§ Task input

───

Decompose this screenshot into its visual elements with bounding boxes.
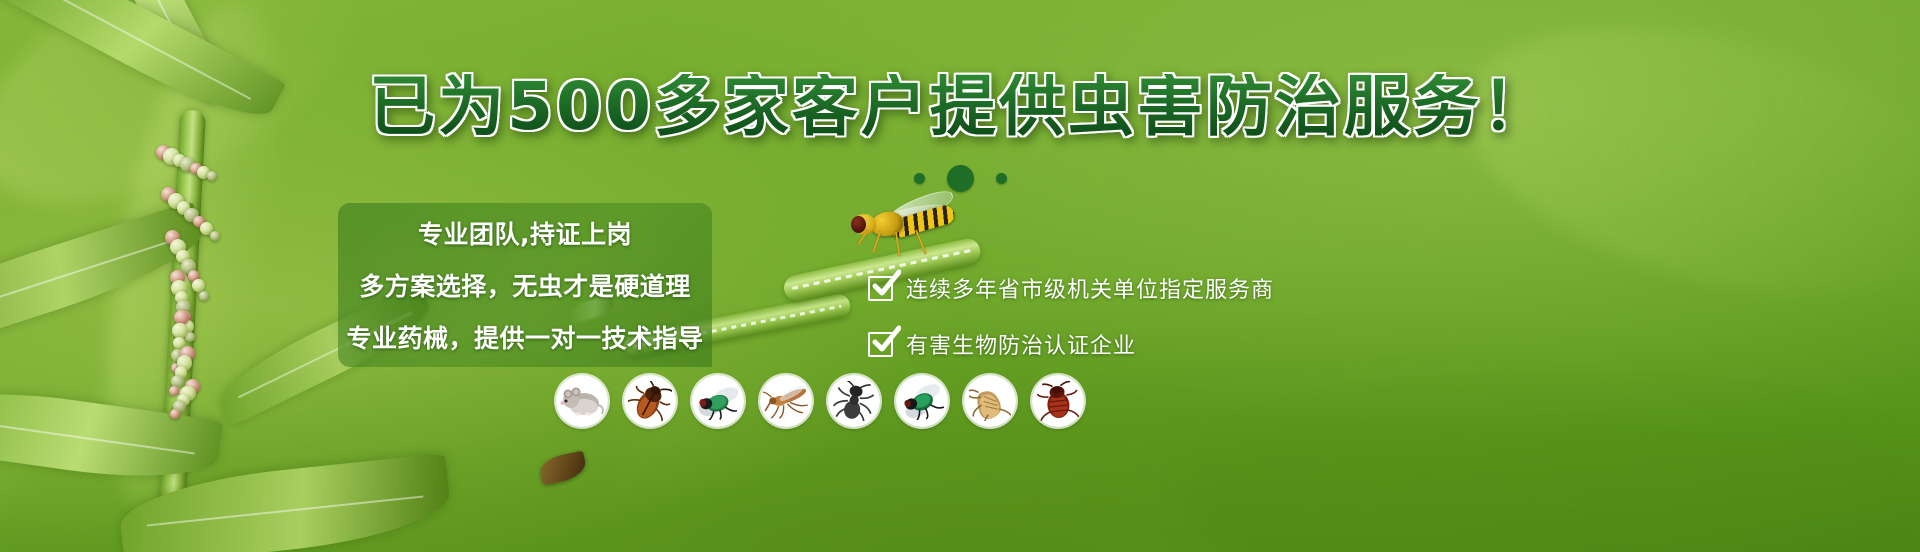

───

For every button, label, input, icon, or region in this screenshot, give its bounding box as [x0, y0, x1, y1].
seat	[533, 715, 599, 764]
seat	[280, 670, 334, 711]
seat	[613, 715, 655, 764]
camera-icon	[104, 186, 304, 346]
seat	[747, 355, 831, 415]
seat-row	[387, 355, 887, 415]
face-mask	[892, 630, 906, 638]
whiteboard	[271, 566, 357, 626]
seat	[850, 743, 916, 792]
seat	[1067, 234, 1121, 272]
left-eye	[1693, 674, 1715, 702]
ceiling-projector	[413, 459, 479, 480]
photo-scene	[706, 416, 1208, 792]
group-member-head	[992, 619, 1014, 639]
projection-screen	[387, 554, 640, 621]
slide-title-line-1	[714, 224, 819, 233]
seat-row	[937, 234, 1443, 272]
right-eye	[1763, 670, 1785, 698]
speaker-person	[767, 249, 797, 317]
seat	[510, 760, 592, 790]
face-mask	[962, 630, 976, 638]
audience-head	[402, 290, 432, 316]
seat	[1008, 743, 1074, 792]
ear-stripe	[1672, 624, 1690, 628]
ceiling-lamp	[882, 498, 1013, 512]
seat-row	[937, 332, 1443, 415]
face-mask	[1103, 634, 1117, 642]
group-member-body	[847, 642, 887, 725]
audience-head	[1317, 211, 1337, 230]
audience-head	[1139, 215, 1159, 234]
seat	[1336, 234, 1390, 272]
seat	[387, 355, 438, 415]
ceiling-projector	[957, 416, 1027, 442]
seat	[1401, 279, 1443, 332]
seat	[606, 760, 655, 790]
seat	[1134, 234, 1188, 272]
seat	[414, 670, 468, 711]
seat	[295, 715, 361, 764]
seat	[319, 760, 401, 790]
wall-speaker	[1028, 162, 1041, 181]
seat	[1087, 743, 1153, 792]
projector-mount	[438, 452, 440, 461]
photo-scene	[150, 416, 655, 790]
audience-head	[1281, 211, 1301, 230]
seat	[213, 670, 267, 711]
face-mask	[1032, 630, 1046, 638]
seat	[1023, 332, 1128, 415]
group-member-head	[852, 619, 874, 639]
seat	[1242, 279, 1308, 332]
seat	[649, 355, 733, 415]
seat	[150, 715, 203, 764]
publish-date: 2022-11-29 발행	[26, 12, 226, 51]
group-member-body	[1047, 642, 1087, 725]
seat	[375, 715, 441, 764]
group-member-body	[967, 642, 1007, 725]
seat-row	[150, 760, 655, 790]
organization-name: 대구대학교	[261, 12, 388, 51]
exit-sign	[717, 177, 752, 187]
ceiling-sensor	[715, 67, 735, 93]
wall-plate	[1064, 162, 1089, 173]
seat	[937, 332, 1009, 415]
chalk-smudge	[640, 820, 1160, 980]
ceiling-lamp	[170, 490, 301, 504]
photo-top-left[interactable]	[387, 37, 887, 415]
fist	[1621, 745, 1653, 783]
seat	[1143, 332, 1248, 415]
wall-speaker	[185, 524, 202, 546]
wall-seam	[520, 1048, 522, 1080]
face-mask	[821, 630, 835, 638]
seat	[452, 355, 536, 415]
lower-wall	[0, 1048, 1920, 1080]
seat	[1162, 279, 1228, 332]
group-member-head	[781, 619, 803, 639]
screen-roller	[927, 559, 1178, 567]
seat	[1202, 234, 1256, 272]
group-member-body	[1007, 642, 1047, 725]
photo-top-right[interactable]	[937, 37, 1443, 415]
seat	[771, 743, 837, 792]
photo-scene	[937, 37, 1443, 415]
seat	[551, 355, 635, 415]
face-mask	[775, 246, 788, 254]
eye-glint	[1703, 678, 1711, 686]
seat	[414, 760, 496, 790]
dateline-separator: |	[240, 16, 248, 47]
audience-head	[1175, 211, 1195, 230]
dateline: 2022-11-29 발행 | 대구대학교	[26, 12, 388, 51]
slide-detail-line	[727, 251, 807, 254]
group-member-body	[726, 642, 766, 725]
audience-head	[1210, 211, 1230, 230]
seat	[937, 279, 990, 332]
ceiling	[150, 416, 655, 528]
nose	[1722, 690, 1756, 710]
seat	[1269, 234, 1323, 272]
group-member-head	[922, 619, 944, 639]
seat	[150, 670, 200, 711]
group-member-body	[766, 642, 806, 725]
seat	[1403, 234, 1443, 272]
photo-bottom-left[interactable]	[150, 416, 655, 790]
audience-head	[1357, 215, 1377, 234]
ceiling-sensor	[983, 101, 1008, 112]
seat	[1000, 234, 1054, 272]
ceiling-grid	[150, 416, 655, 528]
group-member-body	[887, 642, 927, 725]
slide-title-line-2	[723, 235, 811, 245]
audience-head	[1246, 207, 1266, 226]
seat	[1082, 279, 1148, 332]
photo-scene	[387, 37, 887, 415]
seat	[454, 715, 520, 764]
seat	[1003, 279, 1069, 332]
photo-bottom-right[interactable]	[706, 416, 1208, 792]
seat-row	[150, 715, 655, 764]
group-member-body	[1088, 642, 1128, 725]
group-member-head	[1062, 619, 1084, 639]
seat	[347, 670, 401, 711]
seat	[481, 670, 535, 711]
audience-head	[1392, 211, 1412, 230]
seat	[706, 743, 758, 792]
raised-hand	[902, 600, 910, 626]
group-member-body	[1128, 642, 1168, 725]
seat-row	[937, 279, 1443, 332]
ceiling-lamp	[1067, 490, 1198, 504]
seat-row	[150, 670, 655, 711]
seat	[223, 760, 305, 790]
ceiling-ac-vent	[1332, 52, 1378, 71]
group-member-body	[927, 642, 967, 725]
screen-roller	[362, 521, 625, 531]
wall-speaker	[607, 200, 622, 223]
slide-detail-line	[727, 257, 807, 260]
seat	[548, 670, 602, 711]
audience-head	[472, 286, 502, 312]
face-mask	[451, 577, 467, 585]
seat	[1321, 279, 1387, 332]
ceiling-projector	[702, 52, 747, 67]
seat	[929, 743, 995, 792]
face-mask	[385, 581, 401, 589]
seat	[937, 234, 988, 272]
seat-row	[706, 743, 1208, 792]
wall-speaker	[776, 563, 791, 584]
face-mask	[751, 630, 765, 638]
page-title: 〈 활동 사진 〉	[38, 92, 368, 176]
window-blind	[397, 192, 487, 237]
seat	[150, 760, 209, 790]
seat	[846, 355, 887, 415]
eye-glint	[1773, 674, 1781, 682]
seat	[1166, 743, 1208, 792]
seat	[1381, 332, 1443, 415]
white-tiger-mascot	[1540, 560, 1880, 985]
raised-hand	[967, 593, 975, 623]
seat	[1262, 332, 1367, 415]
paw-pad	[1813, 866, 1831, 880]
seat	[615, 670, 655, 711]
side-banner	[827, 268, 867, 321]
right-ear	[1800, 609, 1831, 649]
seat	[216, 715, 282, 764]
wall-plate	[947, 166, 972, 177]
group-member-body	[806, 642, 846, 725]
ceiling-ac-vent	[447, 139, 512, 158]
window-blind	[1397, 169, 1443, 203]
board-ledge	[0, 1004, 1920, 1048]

───

§ Task prompt
Extract the lines above verbatim, starting at the line that contains "For every button, label, input, icon, or" and ending with the line that contains "743, 916, 792]", with both of those lines included.

§ Full output
For every button, label, input, icon, or region in this screenshot, give its bounding box as [x0, y0, x1, y1].
seat	[533, 715, 599, 764]
seat	[280, 670, 334, 711]
seat	[613, 715, 655, 764]
camera-icon	[104, 186, 304, 346]
seat	[747, 355, 831, 415]
seat-row	[387, 355, 887, 415]
face-mask	[892, 630, 906, 638]
whiteboard	[271, 566, 357, 626]
seat	[850, 743, 916, 792]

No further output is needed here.